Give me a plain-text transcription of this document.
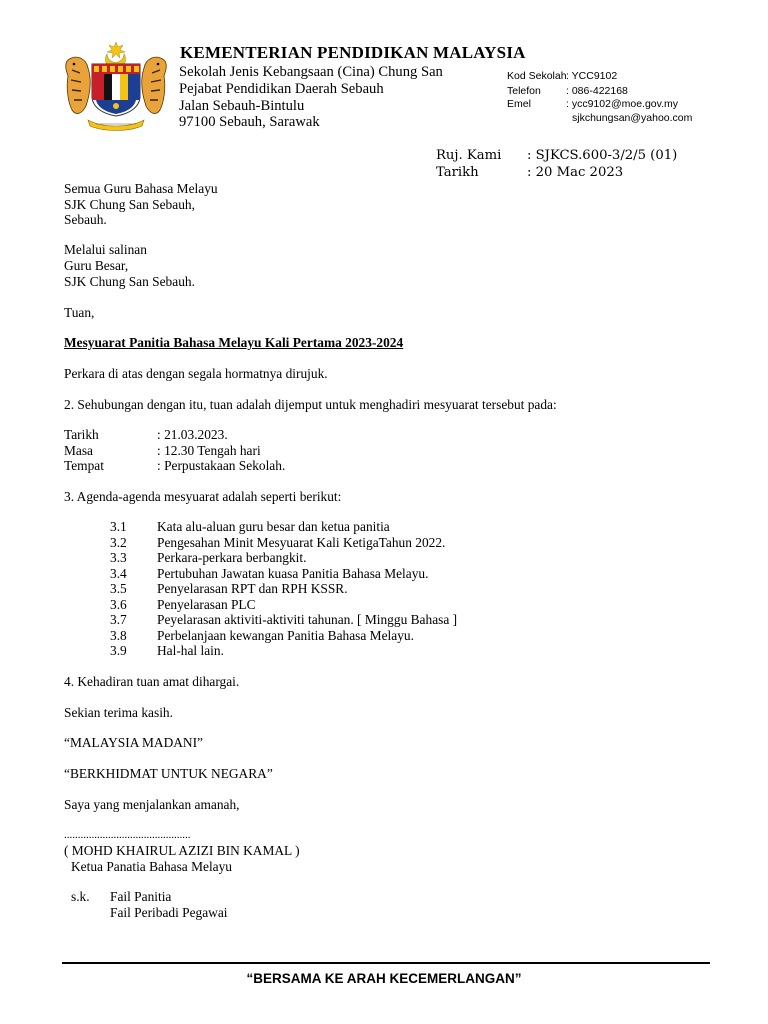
KEMENTERIAN PENDIDIKAN MALAYSIA
Sekolah Jenis Kebangsaan (Cina) Chung San
Pejabat Pendidikan Daerah Sebauh
Jalan Sebauh-Bintulu
97100 Sebauh, Sarawak
Kod Sekolah : YCC9102
Telefon : 086-422168
Emel	: ycc9102@moe.gov.my
sjkchungsan@yahoo.com
Ruj. Kami : SJKCS.600-3/2/5 (01)
Tarikh	: 20 Mac 2023
Semua Guru Bahasa Melayu
SJK Chung San Sebauh,
Sebauh.
Melalui salinan
Guru Besar,
SJK Chung San Sebauh.
Tuan,
Mesyuarat Panitia Bahasa Melayu Kali Pertama 2023-2024
Perkara di atas dengan segala hormatnya dirujuk.
2. Sehubungan dengan itu, tuan adalah dijemput untuk menghadiri mesyuarat tersebut pada:
Tarikh	: 21.03.2023.
Masa	: 12.30 Tengah hari
Tempat	: Perpustakaan Sekolah.
3. Agenda-agenda mesyuarat adalah seperti berikut:
3.1 Kata alu-aluan guru besar dan ketua panitia
3.2 Pengesahan Minit Mesyuarat Kali KetigaTahun 2022.
3.3 Perkara-perkara berbangkit.
3.4 Pertubuhan Jawatan kuasa Panitia Bahasa Melayu.
3.5 Penyelarasan RPT dan RPH KSSR.
3.6 Penyelarasan PLC
3.7 Peyelarasan aktiviti-aktiviti tahunan. [ Minggu Bahasa ]
3.8 Perbelanjaan kewangan Panitia Bahasa Melayu.
3.9 Hal-hal lain.
4. Kehadiran tuan amat dihargai.
Sekian terima kasih.
“MALAYSIA MADANI”
“BERKHIDMAT UNTUK NEGARA”
Saya yang menjalankan amanah,
..............................................
( MOHD KHAIRUL AZIZI BIN KAMAL )
Ketua Panatia Bahasa Melayu
s.k. Fail Panitia
Fail Peribadi Pegawai
“BERSAMA KE ARAH KECEMERLANGAN”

• SHORT PROBLEM:
Write out the whole listing again, exactly, with no pictures.

• ANSWER TO THIS TASK:
Give me a plain-text transcription of this document.
KEMENTERIAN PENDIDIKAN MALAYSIA
Sekolah Jenis Kebangsaan (Cina) Chung San
Pejabat Pendidikan Daerah Sebauh
Jalan Sebauh-Bintulu
97100 Sebauh, Sarawak
Kod Sekolah : YCC9102
Telefon : 086-422168
Emel	: ycc9102@moe.gov.my
sjkchungsan@yahoo.com
Ruj. Kami : SJKCS.600-3/2/5 (01)
Tarikh	: 20 Mac 2023
Semua Guru Bahasa Melayu
SJK Chung San Sebauh,
Sebauh.
Melalui salinan
Guru Besar,
SJK Chung San Sebauh.
Tuan,
Mesyuarat Panitia Bahasa Melayu Kali Pertama 2023-2024
Perkara di atas dengan segala hormatnya dirujuk.
2. Sehubungan dengan itu, tuan adalah dijemput untuk menghadiri mesyuarat tersebut pada:
Tarikh	: 21.03.2023.
Masa	: 12.30 Tengah hari
Tempat	: Perpustakaan Sekolah.
3. Agenda-agenda mesyuarat adalah seperti berikut:
3.1 Kata alu-aluan guru besar dan ketua panitia
3.2 Pengesahan Minit Mesyuarat Kali KetigaTahun 2022.
3.3 Perkara-perkara berbangkit.
3.4 Pertubuhan Jawatan kuasa Panitia Bahasa Melayu.
3.5 Penyelarasan RPT dan RPH KSSR.
3.6 Penyelarasan PLC
3.7 Peyelarasan aktiviti-aktiviti tahunan. [ Minggu Bahasa ]
3.8 Perbelanjaan kewangan Panitia Bahasa Melayu.
3.9 Hal-hal lain.
4. Kehadiran tuan amat dihargai.
Sekian terima kasih.
“MALAYSIA MADANI”
“BERKHIDMAT UNTUK NEGARA”
Saya yang menjalankan amanah,
..............................................
( MOHD KHAIRUL AZIZI BIN KAMAL )
Ketua Panatia Bahasa Melayu
s.k. Fail Panitia
Fail Peribadi Pegawai
“BERSAMA KE ARAH KECEMERLANGAN”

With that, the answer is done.